Check each line of the entries below for the string "this"; copy every line where it appears.

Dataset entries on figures

+ + + +

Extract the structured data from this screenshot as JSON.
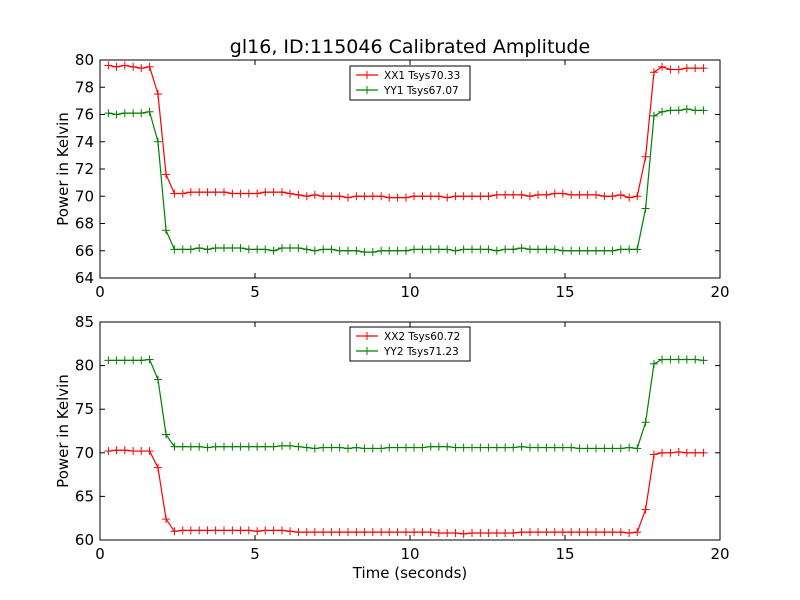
{
  "chart_data": [
    {
      "type": "line",
      "title": "gl16, ID:115046 Calibrated Amplitude",
      "xlabel": "",
      "ylabel": "Power in Kelvin",
      "xlim": [
        0,
        20
      ],
      "ylim": [
        64,
        80
      ],
      "xticks": [
        "0",
        "5",
        "10",
        "15",
        "20"
      ],
      "yticks": [
        "64",
        "66",
        "68",
        "70",
        "72",
        "74",
        "76",
        "78",
        "80"
      ],
      "legend_position": "top-center",
      "series": [
        {
          "name": "XX1 Tsys70.33",
          "color": "#ff0000",
          "x": [
            0.27,
            0.53,
            0.8,
            1.07,
            1.33,
            1.6,
            1.87,
            2.13,
            2.4,
            2.67,
            2.93,
            3.2,
            3.47,
            3.73,
            4.0,
            4.27,
            4.53,
            4.8,
            5.07,
            5.33,
            5.6,
            5.87,
            6.13,
            6.4,
            6.67,
            6.93,
            7.2,
            7.47,
            7.73,
            8.0,
            8.27,
            8.53,
            8.8,
            9.07,
            9.33,
            9.6,
            9.87,
            10.13,
            10.4,
            10.67,
            10.93,
            11.2,
            11.47,
            11.73,
            12.0,
            12.27,
            12.53,
            12.8,
            13.07,
            13.33,
            13.6,
            13.87,
            14.13,
            14.4,
            14.67,
            14.93,
            15.2,
            15.47,
            15.73,
            16.0,
            16.27,
            16.53,
            16.8,
            17.07,
            17.33,
            17.6,
            17.87,
            18.13,
            18.4,
            18.67,
            18.93,
            19.2,
            19.47
          ],
          "values": [
            79.6,
            79.5,
            79.6,
            79.5,
            79.4,
            79.5,
            77.5,
            71.6,
            70.2,
            70.2,
            70.3,
            70.3,
            70.3,
            70.3,
            70.3,
            70.2,
            70.2,
            70.2,
            70.2,
            70.3,
            70.3,
            70.3,
            70.2,
            70.1,
            70.0,
            70.1,
            70.0,
            70.0,
            70.0,
            69.9,
            70.0,
            70.0,
            70.0,
            70.0,
            69.9,
            69.9,
            69.9,
            70.0,
            70.0,
            70.0,
            70.0,
            69.9,
            70.0,
            70.0,
            70.0,
            70.0,
            70.0,
            70.1,
            70.1,
            70.1,
            70.1,
            70.0,
            70.1,
            70.1,
            70.2,
            70.2,
            70.1,
            70.1,
            70.1,
            70.1,
            70.0,
            70.0,
            70.1,
            69.9,
            70.0,
            72.9,
            79.1,
            79.5,
            79.3,
            79.3,
            79.4,
            79.4,
            79.4
          ]
        },
        {
          "name": "YY1 Tsys67.07",
          "color": "#008000",
          "x": [
            0.27,
            0.53,
            0.8,
            1.07,
            1.33,
            1.6,
            1.87,
            2.13,
            2.4,
            2.67,
            2.93,
            3.2,
            3.47,
            3.73,
            4.0,
            4.27,
            4.53,
            4.8,
            5.07,
            5.33,
            5.6,
            5.87,
            6.13,
            6.4,
            6.67,
            6.93,
            7.2,
            7.47,
            7.73,
            8.0,
            8.27,
            8.53,
            8.8,
            9.07,
            9.33,
            9.6,
            9.87,
            10.13,
            10.4,
            10.67,
            10.93,
            11.2,
            11.47,
            11.73,
            12.0,
            12.27,
            12.53,
            12.8,
            13.07,
            13.33,
            13.6,
            13.87,
            14.13,
            14.4,
            14.67,
            14.93,
            15.2,
            15.47,
            15.73,
            16.0,
            16.27,
            16.53,
            16.8,
            17.07,
            17.33,
            17.6,
            17.87,
            18.13,
            18.4,
            18.67,
            18.93,
            19.2,
            19.47
          ],
          "values": [
            76.1,
            76.0,
            76.1,
            76.1,
            76.1,
            76.2,
            74.0,
            67.5,
            66.1,
            66.1,
            66.1,
            66.2,
            66.1,
            66.2,
            66.2,
            66.2,
            66.2,
            66.1,
            66.1,
            66.1,
            66.0,
            66.2,
            66.2,
            66.2,
            66.1,
            66.0,
            66.1,
            66.1,
            66.0,
            66.0,
            66.0,
            65.9,
            65.9,
            66.0,
            66.0,
            66.0,
            66.0,
            66.1,
            66.1,
            66.1,
            66.1,
            66.1,
            66.0,
            66.1,
            66.1,
            66.1,
            66.1,
            66.0,
            66.1,
            66.1,
            66.2,
            66.1,
            66.1,
            66.1,
            66.1,
            66.0,
            66.0,
            66.0,
            66.0,
            66.0,
            66.0,
            66.0,
            66.1,
            66.1,
            66.1,
            69.1,
            75.9,
            76.2,
            76.3,
            76.3,
            76.4,
            76.3,
            76.3
          ]
        }
      ]
    },
    {
      "type": "line",
      "title": "",
      "xlabel": "Time (seconds)",
      "ylabel": "Power in Kelvin",
      "xlim": [
        0,
        20
      ],
      "ylim": [
        60,
        85
      ],
      "xticks": [
        "0",
        "5",
        "10",
        "15",
        "20"
      ],
      "yticks": [
        "60",
        "65",
        "70",
        "75",
        "80",
        "85"
      ],
      "legend_position": "top-center",
      "series": [
        {
          "name": "XX2 Tsys60.72",
          "color": "#ff0000",
          "x": [
            0.27,
            0.53,
            0.8,
            1.07,
            1.33,
            1.6,
            1.87,
            2.13,
            2.4,
            2.67,
            2.93,
            3.2,
            3.47,
            3.73,
            4.0,
            4.27,
            4.53,
            4.8,
            5.07,
            5.33,
            5.6,
            5.87,
            6.13,
            6.4,
            6.67,
            6.93,
            7.2,
            7.47,
            7.73,
            8.0,
            8.27,
            8.53,
            8.8,
            9.07,
            9.33,
            9.6,
            9.87,
            10.13,
            10.4,
            10.67,
            10.93,
            11.2,
            11.47,
            11.73,
            12.0,
            12.27,
            12.53,
            12.8,
            13.07,
            13.33,
            13.6,
            13.87,
            14.13,
            14.4,
            14.67,
            14.93,
            15.2,
            15.47,
            15.73,
            16.0,
            16.27,
            16.53,
            16.8,
            17.07,
            17.33,
            17.6,
            17.87,
            18.13,
            18.4,
            18.67,
            18.93,
            19.2,
            19.47
          ],
          "values": [
            70.2,
            70.3,
            70.3,
            70.2,
            70.2,
            70.2,
            68.3,
            62.4,
            61.0,
            61.1,
            61.1,
            61.1,
            61.1,
            61.1,
            61.1,
            61.1,
            61.1,
            61.1,
            61.0,
            61.1,
            61.1,
            61.1,
            61.0,
            60.9,
            60.9,
            60.9,
            60.9,
            60.9,
            60.9,
            60.9,
            60.9,
            60.9,
            60.9,
            60.9,
            60.9,
            60.9,
            60.9,
            60.9,
            60.9,
            60.9,
            60.8,
            60.8,
            60.8,
            60.7,
            60.8,
            60.8,
            60.8,
            60.8,
            60.8,
            60.8,
            60.9,
            60.9,
            60.9,
            60.9,
            60.9,
            60.9,
            60.9,
            60.9,
            60.9,
            60.9,
            60.9,
            60.9,
            60.9,
            60.8,
            60.9,
            63.5,
            69.8,
            70.0,
            70.0,
            70.1,
            70.0,
            70.0,
            70.0
          ]
        },
        {
          "name": "YY2 Tsys71.23",
          "color": "#008000",
          "x": [
            0.27,
            0.53,
            0.8,
            1.07,
            1.33,
            1.6,
            1.87,
            2.13,
            2.4,
            2.67,
            2.93,
            3.2,
            3.47,
            3.73,
            4.0,
            4.27,
            4.53,
            4.8,
            5.07,
            5.33,
            5.6,
            5.87,
            6.13,
            6.4,
            6.67,
            6.93,
            7.2,
            7.47,
            7.73,
            8.0,
            8.27,
            8.53,
            8.8,
            9.07,
            9.33,
            9.6,
            9.87,
            10.13,
            10.4,
            10.67,
            10.93,
            11.2,
            11.47,
            11.73,
            12.0,
            12.27,
            12.53,
            12.8,
            13.07,
            13.33,
            13.6,
            13.87,
            14.13,
            14.4,
            14.67,
            14.93,
            15.2,
            15.47,
            15.73,
            16.0,
            16.27,
            16.53,
            16.8,
            17.07,
            17.33,
            17.6,
            17.87,
            18.13,
            18.4,
            18.67,
            18.93,
            19.2,
            19.47
          ],
          "values": [
            80.6,
            80.6,
            80.6,
            80.6,
            80.6,
            80.7,
            78.4,
            72.1,
            70.7,
            70.7,
            70.7,
            70.7,
            70.6,
            70.7,
            70.7,
            70.7,
            70.7,
            70.7,
            70.7,
            70.7,
            70.7,
            70.8,
            70.8,
            70.7,
            70.6,
            70.5,
            70.6,
            70.6,
            70.6,
            70.5,
            70.6,
            70.5,
            70.5,
            70.5,
            70.6,
            70.6,
            70.6,
            70.6,
            70.6,
            70.7,
            70.7,
            70.7,
            70.6,
            70.6,
            70.6,
            70.6,
            70.6,
            70.6,
            70.6,
            70.6,
            70.7,
            70.6,
            70.6,
            70.6,
            70.6,
            70.6,
            70.6,
            70.5,
            70.5,
            70.5,
            70.5,
            70.5,
            70.5,
            70.6,
            70.5,
            73.5,
            80.2,
            80.7,
            80.7,
            80.7,
            80.7,
            80.7,
            80.6
          ]
        }
      ]
    }
  ]
}
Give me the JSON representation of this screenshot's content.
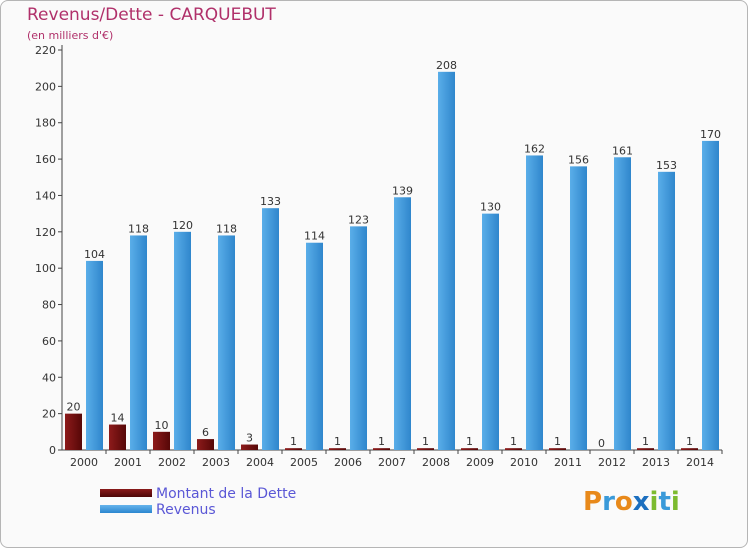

+ + + +

Task solution.
Extract the structured data from this screenshot as JSON.
Give me the JSON representation of this screenshot's content.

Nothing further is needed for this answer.